§ Requirement: Listed below are entries; give the number of lines among them that include "vagy", and only that number.

Items listed in a dataset
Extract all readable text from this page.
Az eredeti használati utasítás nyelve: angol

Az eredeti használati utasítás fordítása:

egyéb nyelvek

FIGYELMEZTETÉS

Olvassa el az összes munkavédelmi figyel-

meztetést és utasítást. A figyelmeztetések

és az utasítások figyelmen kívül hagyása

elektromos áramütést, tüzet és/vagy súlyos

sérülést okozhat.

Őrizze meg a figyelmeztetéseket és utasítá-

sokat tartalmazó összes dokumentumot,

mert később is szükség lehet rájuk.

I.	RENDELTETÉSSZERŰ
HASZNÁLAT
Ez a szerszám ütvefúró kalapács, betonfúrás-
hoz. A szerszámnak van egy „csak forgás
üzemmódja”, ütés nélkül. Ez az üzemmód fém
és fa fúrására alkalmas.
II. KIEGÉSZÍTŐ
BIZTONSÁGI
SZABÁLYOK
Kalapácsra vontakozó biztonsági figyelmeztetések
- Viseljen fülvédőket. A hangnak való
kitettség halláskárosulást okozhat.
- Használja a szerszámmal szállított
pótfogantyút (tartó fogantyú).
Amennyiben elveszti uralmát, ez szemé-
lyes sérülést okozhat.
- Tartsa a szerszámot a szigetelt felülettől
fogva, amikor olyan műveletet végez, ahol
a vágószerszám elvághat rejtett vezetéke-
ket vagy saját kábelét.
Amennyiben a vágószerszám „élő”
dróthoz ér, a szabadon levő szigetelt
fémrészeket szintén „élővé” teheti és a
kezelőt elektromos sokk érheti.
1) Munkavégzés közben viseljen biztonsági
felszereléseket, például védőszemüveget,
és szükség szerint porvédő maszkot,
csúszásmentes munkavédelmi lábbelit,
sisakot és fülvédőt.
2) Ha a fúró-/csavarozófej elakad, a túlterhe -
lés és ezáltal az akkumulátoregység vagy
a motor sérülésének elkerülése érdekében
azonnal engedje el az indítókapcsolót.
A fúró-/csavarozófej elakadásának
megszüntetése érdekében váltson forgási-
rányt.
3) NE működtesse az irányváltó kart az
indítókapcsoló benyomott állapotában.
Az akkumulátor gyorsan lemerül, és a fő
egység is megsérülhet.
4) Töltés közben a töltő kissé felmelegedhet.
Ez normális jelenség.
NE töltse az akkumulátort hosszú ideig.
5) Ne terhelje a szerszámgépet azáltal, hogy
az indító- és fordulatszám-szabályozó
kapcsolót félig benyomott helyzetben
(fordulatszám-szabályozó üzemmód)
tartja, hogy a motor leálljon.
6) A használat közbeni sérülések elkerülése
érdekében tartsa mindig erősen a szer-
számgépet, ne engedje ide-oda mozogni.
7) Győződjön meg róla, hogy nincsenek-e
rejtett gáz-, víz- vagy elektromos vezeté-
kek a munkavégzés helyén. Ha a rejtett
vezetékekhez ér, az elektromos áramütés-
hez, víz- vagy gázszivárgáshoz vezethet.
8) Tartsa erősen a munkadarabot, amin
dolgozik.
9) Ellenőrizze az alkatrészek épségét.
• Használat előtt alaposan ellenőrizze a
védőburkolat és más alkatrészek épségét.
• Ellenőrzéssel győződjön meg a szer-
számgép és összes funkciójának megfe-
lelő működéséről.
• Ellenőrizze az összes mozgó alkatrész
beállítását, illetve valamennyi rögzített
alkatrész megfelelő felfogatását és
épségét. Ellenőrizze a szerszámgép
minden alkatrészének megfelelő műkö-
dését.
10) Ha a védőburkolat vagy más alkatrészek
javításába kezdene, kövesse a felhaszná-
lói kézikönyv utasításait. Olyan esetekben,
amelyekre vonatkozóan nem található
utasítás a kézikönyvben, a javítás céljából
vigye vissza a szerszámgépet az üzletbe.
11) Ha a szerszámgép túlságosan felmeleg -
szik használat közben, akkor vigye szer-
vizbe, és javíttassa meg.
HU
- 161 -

§ Solution for this task: 6